:: SUPPLIED DATA ::

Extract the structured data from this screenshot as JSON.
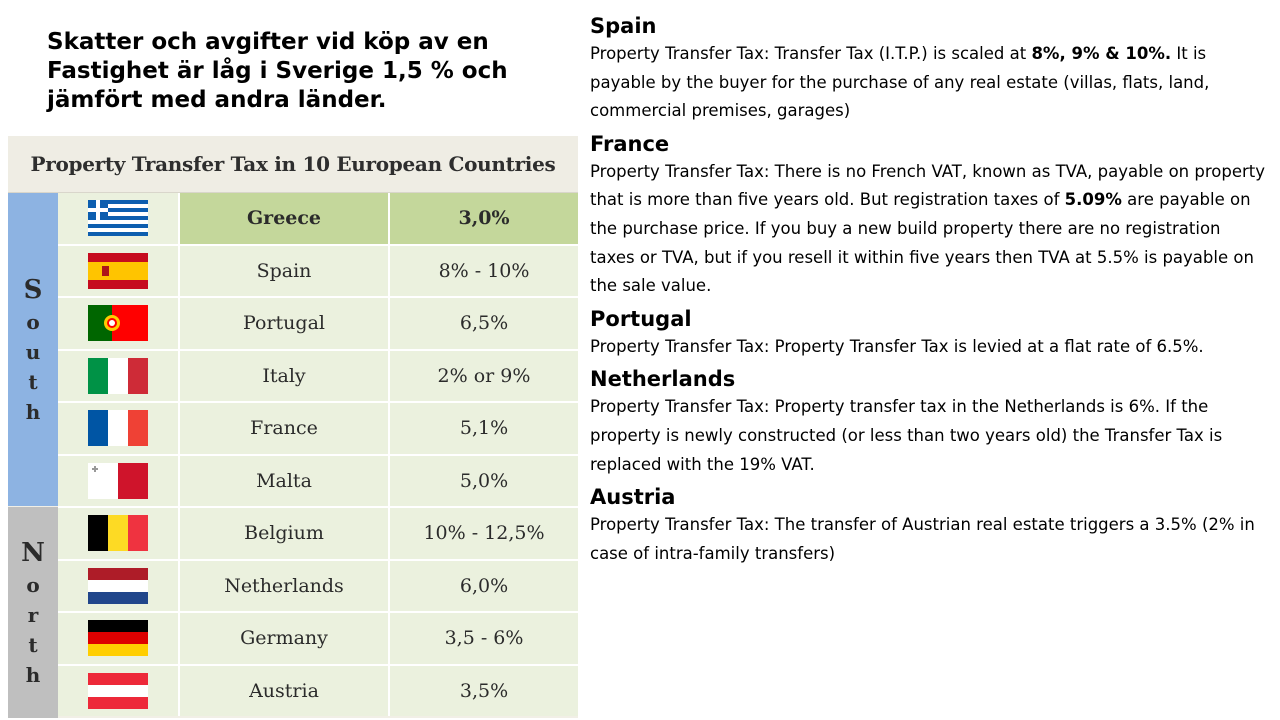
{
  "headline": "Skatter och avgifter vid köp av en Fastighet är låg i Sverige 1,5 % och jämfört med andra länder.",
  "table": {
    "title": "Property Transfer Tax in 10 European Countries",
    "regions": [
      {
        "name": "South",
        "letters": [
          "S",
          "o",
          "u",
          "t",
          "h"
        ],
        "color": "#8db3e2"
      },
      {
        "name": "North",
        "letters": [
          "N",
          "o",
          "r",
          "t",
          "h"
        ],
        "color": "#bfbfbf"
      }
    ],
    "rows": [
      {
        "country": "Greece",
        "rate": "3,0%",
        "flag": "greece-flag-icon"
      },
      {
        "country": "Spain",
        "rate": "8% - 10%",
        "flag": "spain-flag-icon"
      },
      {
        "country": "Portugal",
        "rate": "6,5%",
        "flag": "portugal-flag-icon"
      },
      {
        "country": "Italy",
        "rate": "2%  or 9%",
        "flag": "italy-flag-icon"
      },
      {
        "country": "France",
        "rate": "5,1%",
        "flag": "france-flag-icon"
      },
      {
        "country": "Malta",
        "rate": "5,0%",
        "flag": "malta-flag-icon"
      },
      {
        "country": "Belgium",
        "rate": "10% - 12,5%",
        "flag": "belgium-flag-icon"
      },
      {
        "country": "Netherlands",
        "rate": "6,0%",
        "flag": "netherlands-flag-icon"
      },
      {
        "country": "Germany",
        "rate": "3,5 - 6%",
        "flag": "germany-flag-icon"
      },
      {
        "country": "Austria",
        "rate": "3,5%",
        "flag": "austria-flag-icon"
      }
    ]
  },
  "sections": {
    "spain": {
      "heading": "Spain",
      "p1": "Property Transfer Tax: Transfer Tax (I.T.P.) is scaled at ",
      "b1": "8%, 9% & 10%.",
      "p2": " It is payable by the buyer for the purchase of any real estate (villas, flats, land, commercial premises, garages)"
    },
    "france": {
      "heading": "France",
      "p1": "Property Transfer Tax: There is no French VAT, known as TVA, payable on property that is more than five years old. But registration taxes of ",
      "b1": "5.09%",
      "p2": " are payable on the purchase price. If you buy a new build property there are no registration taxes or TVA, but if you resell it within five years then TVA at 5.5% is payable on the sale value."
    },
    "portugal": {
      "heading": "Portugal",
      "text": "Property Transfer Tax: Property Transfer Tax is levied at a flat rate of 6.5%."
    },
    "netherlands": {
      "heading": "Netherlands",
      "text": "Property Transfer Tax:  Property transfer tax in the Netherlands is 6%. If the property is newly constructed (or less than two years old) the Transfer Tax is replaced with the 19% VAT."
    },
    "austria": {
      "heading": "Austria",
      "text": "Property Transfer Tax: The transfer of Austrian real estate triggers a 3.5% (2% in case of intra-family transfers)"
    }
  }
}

:::

*TASK DESCRIPTION*: Search the lines for "than". Copy each line that has it.

*REPLY*:
      "p1": "Property Transfer Tax: There is no French VAT, known as TVA, payable on property that is more than five years old. But registration taxes of ",
      "text": "Property Transfer Tax:  Property transfer tax in the Netherlands is 6%. If the property is newly constructed (or less than two years old) the Transfer Tax is replaced with the 19% VAT."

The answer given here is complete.